Given records:

^^^^^^^^^^^^^^^^

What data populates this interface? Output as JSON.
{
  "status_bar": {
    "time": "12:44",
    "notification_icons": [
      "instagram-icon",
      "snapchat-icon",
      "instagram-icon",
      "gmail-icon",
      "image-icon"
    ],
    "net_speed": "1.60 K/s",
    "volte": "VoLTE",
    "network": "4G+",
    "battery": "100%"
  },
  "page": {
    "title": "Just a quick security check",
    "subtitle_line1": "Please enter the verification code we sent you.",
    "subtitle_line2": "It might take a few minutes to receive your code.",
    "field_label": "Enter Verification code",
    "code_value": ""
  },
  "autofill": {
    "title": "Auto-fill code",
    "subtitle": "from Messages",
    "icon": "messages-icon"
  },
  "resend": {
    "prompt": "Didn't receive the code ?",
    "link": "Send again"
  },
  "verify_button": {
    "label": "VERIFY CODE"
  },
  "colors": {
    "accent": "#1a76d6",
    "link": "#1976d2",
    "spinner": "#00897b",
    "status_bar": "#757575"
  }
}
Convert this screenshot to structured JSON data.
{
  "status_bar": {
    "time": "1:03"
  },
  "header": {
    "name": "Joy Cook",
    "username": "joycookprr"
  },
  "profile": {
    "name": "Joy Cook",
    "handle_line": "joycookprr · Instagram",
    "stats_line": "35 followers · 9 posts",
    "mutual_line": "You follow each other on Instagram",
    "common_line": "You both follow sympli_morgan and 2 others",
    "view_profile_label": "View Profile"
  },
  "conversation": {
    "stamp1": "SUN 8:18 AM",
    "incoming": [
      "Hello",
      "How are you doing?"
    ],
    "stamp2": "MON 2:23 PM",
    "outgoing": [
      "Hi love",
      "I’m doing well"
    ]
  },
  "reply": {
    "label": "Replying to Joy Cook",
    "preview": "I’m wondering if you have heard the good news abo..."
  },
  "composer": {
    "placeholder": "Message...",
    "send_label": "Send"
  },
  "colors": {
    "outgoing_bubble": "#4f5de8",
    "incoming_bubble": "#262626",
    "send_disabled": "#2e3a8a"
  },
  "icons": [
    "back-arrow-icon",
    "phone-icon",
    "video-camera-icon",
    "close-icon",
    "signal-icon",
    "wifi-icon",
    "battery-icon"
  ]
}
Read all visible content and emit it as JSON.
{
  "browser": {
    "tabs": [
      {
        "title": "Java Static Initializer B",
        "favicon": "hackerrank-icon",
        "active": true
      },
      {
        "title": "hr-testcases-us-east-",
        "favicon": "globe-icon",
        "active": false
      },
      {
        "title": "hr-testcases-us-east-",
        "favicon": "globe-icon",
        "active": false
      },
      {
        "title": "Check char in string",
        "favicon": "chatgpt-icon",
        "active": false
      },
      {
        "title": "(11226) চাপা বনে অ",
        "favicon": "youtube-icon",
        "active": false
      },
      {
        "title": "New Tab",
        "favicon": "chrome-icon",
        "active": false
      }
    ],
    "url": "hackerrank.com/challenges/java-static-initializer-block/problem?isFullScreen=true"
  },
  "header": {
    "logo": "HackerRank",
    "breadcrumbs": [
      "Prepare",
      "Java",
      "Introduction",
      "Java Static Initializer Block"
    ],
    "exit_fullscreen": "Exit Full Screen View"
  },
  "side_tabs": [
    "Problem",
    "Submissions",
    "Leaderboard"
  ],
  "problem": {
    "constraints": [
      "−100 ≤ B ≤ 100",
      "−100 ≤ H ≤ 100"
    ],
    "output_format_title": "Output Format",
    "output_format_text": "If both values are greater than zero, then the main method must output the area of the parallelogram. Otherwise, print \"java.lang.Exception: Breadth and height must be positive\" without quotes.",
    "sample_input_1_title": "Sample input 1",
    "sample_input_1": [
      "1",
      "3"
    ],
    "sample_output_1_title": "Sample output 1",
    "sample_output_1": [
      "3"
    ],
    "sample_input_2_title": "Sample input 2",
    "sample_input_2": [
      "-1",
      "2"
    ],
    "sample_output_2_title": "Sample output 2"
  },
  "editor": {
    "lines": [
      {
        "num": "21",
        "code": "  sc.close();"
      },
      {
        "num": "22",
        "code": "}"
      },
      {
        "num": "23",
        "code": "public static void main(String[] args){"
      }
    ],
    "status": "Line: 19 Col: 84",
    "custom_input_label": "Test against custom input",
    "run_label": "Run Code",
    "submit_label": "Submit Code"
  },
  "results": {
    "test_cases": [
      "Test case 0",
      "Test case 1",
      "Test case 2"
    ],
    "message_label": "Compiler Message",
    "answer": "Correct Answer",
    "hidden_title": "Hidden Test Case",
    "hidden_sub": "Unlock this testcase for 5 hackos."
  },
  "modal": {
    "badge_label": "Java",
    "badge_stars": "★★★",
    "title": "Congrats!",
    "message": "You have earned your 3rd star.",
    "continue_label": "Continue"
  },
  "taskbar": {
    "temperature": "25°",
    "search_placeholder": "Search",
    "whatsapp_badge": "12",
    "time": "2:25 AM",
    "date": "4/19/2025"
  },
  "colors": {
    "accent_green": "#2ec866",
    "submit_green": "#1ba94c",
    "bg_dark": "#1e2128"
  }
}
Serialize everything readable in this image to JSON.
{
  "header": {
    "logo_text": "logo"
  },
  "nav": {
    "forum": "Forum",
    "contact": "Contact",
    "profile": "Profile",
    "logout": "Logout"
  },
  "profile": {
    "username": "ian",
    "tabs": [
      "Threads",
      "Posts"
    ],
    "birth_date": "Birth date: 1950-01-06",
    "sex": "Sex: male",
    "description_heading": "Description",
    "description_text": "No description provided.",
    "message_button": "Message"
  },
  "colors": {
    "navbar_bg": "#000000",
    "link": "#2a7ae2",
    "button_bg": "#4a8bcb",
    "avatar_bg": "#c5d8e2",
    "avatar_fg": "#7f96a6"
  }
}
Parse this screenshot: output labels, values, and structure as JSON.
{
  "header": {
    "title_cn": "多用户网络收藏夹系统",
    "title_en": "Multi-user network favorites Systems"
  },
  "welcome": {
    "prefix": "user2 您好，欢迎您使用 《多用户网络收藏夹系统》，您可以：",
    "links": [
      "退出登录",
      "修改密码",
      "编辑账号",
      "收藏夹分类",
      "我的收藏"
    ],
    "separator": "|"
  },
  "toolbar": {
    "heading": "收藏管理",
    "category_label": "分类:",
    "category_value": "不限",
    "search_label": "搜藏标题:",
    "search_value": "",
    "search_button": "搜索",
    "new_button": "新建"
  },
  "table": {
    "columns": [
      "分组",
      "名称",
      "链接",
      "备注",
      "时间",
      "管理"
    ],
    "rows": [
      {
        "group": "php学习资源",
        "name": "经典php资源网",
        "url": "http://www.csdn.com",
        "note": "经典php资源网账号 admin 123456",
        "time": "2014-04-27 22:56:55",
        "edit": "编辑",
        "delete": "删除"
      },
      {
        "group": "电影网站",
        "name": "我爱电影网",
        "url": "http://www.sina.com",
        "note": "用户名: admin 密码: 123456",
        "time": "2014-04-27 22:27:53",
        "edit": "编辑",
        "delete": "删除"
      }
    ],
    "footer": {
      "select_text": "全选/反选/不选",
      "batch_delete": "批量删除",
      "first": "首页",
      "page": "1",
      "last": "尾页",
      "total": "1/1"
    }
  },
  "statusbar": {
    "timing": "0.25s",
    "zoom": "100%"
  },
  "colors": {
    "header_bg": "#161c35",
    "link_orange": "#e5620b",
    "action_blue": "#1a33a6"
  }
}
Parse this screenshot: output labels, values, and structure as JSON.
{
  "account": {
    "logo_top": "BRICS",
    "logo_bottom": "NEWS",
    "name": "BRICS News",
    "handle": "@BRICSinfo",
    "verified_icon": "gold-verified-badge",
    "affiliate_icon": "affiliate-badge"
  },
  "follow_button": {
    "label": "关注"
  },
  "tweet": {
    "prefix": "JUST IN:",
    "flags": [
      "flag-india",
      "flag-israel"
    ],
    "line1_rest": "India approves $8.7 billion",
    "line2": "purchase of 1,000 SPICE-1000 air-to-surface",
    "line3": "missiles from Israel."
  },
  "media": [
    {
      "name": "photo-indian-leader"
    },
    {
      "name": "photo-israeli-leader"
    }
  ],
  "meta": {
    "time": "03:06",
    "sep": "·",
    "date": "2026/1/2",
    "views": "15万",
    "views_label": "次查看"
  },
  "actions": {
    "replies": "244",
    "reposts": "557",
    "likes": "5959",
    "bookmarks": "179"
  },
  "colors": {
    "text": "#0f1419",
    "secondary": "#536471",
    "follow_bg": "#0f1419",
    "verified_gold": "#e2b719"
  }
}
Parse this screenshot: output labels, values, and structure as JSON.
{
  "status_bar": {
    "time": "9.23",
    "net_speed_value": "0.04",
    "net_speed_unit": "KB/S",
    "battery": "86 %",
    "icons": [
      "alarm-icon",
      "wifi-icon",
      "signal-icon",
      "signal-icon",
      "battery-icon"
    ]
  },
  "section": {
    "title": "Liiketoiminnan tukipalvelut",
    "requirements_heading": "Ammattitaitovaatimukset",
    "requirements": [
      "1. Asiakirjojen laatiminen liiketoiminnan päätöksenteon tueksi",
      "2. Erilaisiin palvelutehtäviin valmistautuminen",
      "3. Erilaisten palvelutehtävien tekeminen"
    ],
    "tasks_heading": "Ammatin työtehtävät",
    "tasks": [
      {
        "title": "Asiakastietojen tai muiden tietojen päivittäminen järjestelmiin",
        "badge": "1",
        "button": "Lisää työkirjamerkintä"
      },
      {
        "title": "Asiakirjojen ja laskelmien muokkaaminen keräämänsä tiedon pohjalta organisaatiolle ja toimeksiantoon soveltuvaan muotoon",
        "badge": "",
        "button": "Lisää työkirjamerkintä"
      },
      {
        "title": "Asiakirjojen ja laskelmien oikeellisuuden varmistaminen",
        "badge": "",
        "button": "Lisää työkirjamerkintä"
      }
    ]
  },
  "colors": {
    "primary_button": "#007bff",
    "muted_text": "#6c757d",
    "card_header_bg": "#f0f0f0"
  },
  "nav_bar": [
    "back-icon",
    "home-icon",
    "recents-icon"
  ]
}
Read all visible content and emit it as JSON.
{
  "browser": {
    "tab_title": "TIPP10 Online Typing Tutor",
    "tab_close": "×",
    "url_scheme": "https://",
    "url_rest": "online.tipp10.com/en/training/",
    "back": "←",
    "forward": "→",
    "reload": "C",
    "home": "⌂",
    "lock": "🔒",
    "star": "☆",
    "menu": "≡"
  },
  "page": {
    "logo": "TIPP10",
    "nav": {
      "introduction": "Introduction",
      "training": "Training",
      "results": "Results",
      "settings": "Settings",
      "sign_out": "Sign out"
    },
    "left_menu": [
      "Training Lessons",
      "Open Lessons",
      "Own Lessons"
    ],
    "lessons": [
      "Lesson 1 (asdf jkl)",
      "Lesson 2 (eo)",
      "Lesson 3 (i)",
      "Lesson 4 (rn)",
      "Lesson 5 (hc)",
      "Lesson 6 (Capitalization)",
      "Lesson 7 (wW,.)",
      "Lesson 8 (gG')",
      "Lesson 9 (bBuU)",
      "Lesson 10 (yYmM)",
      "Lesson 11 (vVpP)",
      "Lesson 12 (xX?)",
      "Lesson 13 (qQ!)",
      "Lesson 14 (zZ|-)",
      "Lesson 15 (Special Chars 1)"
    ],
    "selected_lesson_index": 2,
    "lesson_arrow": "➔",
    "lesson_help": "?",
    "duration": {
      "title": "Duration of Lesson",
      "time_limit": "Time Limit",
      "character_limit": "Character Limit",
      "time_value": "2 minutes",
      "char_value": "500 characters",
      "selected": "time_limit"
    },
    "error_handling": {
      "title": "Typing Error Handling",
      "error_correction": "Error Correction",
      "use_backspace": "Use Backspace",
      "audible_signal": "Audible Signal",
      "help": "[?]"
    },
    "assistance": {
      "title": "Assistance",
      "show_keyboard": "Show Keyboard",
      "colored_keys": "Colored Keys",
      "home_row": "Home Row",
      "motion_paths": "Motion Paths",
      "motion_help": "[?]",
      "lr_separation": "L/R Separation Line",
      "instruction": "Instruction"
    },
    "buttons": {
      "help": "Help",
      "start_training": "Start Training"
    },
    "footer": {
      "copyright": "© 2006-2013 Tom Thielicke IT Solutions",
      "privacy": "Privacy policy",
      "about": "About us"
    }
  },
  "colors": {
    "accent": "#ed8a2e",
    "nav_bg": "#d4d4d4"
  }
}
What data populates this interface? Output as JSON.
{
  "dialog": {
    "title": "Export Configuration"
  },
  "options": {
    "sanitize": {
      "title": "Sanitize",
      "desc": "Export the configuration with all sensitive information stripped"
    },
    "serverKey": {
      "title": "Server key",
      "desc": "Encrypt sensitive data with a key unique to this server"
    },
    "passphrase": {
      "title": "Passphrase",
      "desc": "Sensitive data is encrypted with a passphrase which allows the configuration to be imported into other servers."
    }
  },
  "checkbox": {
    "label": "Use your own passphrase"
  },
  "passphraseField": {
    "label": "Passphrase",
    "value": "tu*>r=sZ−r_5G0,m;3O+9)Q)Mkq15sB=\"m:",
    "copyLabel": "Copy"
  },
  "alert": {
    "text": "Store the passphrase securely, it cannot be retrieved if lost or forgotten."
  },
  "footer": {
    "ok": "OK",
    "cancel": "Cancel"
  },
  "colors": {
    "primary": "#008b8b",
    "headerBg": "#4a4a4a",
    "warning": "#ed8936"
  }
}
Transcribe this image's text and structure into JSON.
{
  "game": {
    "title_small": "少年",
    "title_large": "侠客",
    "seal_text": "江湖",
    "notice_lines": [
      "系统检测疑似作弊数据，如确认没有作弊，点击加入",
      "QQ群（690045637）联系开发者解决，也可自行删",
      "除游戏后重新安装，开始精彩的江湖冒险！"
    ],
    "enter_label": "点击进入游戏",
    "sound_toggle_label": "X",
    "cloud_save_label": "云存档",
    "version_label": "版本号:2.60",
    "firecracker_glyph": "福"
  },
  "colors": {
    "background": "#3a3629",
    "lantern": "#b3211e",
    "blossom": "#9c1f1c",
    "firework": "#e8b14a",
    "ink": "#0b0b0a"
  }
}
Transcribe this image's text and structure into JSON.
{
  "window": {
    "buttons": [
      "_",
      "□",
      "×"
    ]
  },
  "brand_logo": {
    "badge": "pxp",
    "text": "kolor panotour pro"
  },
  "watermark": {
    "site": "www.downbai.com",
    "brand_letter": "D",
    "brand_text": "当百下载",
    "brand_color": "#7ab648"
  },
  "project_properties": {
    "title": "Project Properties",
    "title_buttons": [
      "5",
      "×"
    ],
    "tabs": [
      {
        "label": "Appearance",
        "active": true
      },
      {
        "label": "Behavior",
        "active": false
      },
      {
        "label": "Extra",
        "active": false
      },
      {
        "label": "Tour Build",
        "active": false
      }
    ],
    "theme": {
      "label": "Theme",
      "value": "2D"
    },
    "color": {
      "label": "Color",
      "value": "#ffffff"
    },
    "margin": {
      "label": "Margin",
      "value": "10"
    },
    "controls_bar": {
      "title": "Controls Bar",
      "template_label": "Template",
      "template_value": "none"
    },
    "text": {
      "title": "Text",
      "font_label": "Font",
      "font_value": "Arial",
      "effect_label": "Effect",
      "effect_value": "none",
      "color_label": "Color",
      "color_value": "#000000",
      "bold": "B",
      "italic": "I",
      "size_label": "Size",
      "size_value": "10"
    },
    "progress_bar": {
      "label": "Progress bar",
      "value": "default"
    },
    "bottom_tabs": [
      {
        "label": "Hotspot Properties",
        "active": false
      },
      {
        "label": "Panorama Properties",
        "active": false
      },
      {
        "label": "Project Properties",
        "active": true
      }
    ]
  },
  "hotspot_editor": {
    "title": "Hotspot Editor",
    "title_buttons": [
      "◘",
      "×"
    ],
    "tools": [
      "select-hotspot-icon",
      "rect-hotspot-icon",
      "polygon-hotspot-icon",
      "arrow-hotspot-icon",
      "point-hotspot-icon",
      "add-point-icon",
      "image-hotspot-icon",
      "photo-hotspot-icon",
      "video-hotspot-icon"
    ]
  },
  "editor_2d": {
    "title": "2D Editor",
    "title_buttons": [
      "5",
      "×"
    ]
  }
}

^^^^^^^^^^^^^^^^

Work instructions:
Look through the entries above and report each line where the string "network" occurs.

Exercise output:
    "network": "4G+",
    "title_en": "Multi-user network favorites Systems"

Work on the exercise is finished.